___ PASSAGE SHOWN
- Born: 1786–1788
- Disappeared: Missouri River
- Died: before 1814?
- Known for: Victim of kidnapping
- Spouse: Toussaint Charbonneau (m. 1812–1814?)

= Otter Woman =

Shoshone woman

Otter Woman (born 1786–1788, died before 1814) was a Shoshone woman who was the wife of Smoked Lodge. Otter Woman was likely kidnapped by the Hidatsa and purchased by Toussaint Charbonneau, who is best known as the husband of Sacagawea. At the time of Sacagawea's abduction and sale to Charbonneau, Otter Woman was already living with Charbonneau as his wife. Charbonneau and Sacagawea were to gain fame as part of the Lewis and Clark Expedition, supported by the Corps of Discovery.
______
- **PROBLEM SET**:
1) According to the Otter Woman article, which people likely kidnapped her?
2) Rewrite the paragraph in the Otter Woman article that begins "Otter Woman (born 1786–1788" as a short bulleted list that keeps its main facts.
___ LISTED ENTRIES
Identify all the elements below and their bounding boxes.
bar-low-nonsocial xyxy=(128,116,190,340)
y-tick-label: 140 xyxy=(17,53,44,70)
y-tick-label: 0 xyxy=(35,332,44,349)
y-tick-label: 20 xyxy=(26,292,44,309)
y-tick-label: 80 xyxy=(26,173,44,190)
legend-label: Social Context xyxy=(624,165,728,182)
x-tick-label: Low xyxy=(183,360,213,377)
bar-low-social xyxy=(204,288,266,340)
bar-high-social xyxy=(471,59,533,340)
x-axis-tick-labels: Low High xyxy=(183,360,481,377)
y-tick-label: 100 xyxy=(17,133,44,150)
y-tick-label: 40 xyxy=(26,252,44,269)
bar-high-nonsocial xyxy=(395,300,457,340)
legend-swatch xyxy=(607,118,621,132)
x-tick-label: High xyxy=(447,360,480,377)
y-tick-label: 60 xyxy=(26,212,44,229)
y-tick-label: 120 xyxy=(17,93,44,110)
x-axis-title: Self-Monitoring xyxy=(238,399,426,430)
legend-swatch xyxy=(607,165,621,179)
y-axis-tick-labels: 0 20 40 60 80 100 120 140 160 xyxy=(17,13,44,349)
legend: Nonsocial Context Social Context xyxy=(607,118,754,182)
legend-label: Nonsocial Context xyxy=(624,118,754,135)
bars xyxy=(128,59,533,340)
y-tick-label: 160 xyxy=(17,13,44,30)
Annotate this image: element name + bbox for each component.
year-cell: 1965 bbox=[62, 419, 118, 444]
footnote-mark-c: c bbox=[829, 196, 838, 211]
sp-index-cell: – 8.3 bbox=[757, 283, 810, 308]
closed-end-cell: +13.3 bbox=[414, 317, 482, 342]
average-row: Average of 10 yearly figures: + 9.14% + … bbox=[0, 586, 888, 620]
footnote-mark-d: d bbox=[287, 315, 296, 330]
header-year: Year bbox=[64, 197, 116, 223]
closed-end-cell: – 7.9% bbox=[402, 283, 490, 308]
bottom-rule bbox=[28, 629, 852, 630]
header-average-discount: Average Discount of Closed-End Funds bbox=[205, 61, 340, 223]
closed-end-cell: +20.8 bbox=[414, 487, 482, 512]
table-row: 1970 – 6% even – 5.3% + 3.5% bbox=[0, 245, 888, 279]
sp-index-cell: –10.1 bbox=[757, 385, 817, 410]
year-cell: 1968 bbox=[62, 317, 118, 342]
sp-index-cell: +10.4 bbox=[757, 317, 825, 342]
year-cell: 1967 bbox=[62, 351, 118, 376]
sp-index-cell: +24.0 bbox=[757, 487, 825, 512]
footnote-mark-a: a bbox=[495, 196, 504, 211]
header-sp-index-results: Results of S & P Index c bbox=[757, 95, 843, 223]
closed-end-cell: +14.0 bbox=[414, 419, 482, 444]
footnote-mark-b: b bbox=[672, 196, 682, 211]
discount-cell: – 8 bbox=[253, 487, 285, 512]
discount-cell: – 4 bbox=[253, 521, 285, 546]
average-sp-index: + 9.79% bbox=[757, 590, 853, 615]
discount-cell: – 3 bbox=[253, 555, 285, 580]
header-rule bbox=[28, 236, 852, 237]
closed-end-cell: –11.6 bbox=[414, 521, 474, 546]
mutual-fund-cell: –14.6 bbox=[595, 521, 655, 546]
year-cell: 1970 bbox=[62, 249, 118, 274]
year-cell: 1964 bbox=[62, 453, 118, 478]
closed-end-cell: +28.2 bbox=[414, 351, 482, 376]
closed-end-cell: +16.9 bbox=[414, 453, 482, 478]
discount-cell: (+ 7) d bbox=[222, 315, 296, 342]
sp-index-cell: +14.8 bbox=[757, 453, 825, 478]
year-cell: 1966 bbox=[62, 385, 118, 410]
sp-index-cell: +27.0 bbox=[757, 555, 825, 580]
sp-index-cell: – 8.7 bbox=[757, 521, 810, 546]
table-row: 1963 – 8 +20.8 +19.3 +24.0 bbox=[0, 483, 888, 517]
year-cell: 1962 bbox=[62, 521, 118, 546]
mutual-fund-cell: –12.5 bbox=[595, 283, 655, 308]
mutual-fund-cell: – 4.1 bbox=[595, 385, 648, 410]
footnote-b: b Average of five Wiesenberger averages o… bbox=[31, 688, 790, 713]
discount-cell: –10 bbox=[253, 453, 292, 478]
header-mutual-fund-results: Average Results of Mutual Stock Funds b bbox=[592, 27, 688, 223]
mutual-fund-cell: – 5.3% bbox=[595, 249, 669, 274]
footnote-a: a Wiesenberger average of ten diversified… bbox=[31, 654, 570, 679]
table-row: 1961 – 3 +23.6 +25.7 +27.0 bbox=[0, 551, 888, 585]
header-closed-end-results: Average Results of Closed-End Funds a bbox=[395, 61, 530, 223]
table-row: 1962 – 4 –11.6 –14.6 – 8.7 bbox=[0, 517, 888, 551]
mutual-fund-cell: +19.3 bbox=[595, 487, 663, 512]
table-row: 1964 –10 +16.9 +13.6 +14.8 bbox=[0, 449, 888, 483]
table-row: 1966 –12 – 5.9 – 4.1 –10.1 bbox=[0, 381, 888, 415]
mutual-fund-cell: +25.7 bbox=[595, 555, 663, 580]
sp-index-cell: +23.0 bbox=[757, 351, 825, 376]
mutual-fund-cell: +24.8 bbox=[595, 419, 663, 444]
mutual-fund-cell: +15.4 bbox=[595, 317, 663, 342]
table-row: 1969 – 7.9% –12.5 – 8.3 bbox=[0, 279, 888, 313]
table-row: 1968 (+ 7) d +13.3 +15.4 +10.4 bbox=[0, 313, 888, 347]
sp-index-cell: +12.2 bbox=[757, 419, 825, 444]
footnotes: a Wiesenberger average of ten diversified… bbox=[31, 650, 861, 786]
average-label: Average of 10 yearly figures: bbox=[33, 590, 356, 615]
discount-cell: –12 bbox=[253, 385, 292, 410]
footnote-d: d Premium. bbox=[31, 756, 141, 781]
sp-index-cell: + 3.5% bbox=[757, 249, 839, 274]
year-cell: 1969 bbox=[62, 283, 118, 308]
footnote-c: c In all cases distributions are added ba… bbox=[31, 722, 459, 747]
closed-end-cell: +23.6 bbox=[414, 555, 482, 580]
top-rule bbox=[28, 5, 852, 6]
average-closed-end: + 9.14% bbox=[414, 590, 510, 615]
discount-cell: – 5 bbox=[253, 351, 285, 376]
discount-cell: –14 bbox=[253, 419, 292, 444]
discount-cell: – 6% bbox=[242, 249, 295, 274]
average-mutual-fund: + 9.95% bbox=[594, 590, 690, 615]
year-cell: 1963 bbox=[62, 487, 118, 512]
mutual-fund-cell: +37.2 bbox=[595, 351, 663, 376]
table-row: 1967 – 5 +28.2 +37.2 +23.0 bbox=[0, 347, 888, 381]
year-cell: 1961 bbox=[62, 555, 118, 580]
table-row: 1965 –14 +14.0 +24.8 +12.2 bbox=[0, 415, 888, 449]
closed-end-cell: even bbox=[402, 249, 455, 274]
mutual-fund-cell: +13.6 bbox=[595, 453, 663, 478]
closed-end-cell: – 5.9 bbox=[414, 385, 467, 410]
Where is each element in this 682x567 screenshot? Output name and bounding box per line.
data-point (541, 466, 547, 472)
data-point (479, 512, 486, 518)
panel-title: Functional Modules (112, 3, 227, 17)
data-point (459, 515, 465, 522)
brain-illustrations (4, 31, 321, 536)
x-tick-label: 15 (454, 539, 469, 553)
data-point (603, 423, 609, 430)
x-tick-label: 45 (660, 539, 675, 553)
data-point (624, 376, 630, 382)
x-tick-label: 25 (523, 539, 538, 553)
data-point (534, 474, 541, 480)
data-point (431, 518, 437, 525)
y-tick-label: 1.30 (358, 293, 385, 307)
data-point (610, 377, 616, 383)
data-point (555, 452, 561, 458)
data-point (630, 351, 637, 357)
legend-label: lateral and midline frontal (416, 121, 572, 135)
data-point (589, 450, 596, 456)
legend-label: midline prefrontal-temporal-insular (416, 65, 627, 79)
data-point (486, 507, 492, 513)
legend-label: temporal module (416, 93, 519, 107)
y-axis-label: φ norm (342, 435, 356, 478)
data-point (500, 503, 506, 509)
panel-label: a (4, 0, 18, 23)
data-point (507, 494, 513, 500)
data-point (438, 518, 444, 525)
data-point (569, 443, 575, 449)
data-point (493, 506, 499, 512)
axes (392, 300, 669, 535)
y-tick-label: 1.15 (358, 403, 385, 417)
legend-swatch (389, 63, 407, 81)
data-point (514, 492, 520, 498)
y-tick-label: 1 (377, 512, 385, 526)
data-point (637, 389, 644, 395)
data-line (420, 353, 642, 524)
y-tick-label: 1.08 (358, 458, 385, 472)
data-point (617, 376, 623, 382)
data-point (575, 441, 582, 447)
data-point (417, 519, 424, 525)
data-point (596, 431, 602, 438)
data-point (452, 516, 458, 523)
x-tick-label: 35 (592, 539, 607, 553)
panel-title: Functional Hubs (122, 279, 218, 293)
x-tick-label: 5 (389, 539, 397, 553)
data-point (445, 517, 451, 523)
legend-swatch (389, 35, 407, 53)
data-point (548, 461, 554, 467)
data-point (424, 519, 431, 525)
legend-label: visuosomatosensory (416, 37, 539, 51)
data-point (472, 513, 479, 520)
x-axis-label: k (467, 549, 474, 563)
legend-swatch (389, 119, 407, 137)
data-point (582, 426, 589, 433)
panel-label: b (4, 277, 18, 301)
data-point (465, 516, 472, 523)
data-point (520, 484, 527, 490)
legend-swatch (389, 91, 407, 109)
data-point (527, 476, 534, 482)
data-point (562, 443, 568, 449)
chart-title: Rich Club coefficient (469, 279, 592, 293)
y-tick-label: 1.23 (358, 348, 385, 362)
______
- **SOLUTION SET**:
1) The Hidatsa.

2)
- Otter Woman (born 1786–1788, died before 1814) was a Shoshone woman and the wife of Smoked Lodge.
- She was likely kidnapped by the Hidatsa and purchased by Toussaint Charbonneau, best known as Sacagawea's husband.
- When Sacagawea was abducted and sold to Charbonneau, Otter Woman was already living with him as his wife.
- Charbonneau and Sacagawea became famous through the Lewis and Clark Expedition, supported by the Corps of Discovery.